# What to work on:
Gather every line below where "технических" appears.

[Saved entries]
------------------------------------------------

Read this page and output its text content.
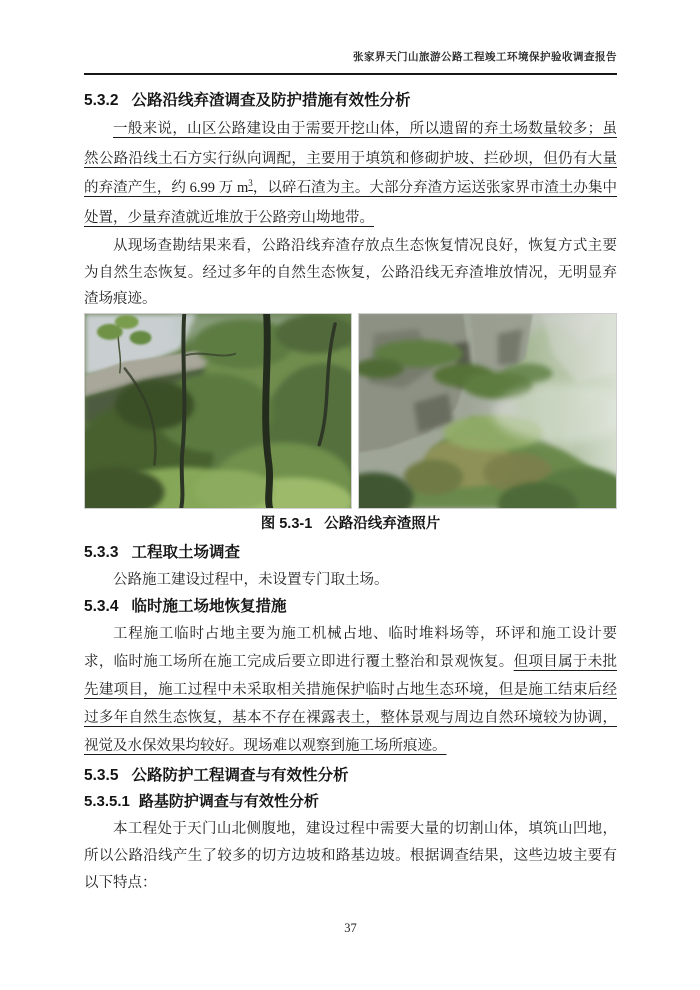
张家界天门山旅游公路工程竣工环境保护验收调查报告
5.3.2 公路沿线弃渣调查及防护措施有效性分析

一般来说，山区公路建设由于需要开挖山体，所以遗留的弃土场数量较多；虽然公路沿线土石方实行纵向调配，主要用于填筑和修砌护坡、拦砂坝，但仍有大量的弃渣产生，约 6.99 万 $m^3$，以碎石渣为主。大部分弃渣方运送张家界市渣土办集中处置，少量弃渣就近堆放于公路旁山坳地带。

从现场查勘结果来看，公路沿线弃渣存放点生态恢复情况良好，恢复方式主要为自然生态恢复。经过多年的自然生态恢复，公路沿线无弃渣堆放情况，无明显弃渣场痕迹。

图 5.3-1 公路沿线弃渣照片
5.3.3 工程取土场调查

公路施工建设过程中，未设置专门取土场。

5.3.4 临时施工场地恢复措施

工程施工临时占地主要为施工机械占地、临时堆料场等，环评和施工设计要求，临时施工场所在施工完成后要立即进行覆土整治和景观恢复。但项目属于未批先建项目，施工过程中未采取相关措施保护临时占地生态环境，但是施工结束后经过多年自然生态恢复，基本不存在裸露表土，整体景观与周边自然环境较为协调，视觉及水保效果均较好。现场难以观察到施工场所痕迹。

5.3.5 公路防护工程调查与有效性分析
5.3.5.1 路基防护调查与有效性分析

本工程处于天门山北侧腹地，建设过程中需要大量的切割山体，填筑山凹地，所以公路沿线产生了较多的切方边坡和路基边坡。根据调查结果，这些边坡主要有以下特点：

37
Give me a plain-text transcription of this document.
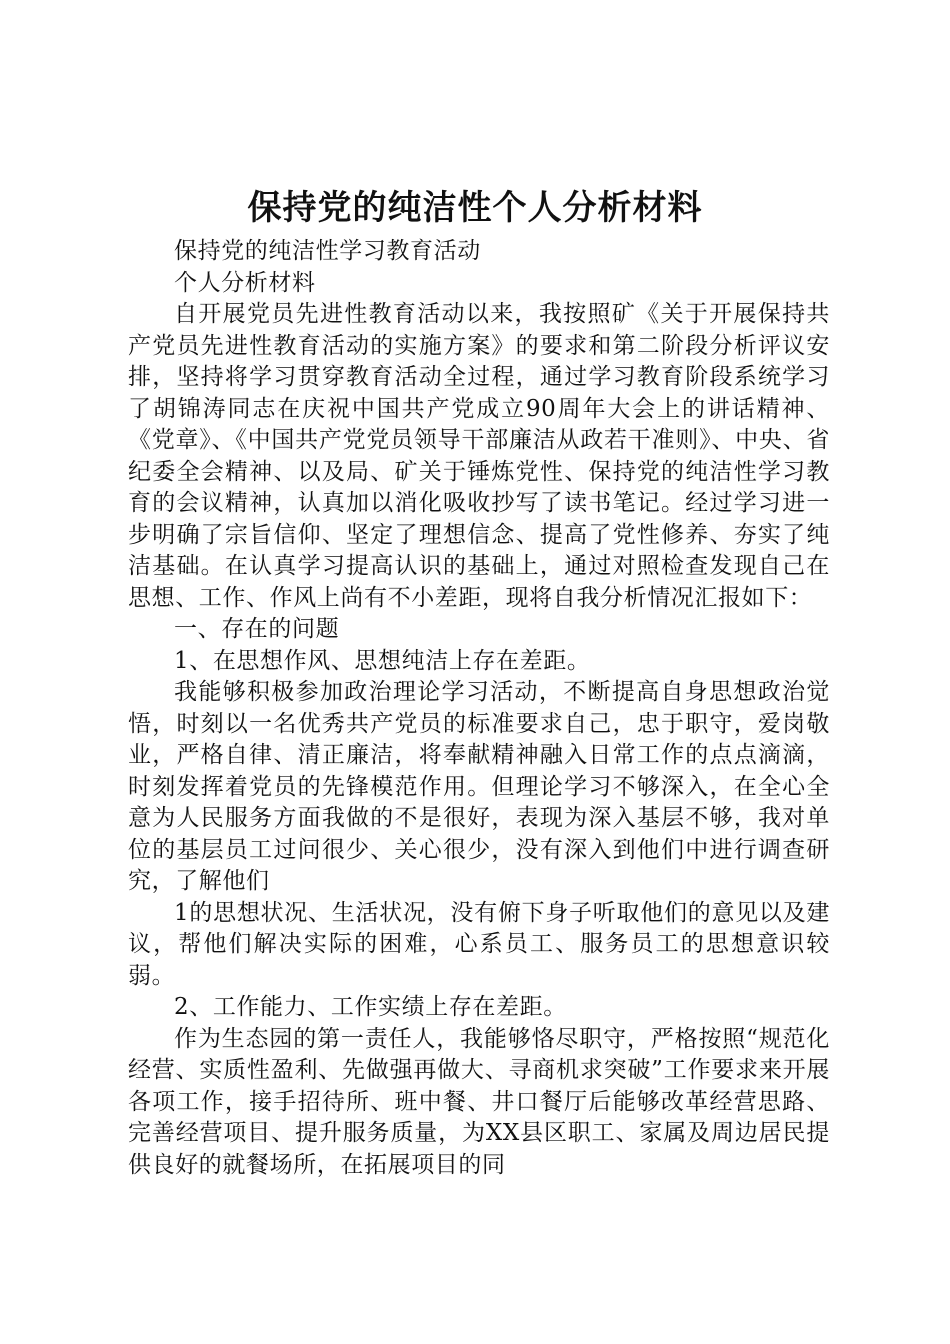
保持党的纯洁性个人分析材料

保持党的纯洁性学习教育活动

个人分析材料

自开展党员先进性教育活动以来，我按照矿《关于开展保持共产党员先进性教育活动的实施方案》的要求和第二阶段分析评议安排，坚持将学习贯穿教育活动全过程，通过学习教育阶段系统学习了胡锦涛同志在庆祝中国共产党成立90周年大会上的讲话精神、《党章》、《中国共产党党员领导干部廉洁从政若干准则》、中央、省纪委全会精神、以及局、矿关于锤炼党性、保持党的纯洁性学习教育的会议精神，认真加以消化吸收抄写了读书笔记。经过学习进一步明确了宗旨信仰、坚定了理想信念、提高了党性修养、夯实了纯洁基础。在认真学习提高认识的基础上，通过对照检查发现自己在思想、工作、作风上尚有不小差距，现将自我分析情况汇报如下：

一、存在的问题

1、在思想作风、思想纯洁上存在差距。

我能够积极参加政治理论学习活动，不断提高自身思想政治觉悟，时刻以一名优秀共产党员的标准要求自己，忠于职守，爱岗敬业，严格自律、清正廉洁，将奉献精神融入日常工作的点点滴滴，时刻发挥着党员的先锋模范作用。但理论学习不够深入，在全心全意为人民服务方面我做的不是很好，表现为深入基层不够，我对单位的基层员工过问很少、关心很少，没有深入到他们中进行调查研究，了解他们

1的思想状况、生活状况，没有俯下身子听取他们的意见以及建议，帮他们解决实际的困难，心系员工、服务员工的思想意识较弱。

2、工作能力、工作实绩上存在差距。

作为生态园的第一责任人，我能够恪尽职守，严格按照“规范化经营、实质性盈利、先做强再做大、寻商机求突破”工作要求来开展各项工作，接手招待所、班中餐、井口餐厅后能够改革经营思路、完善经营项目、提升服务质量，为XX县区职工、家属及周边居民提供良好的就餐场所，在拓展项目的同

------------------------------------------------

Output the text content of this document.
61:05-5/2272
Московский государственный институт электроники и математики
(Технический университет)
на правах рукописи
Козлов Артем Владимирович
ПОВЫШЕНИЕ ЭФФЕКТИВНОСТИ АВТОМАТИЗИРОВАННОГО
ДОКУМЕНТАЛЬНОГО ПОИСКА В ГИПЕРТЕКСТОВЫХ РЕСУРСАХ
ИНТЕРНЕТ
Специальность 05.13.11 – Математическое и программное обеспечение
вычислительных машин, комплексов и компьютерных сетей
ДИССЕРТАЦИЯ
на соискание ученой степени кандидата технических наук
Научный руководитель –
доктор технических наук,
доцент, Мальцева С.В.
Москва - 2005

------------------------------------------------

# Task result:
на соискание ученой степени кандидата технических наук
доктор технических наук,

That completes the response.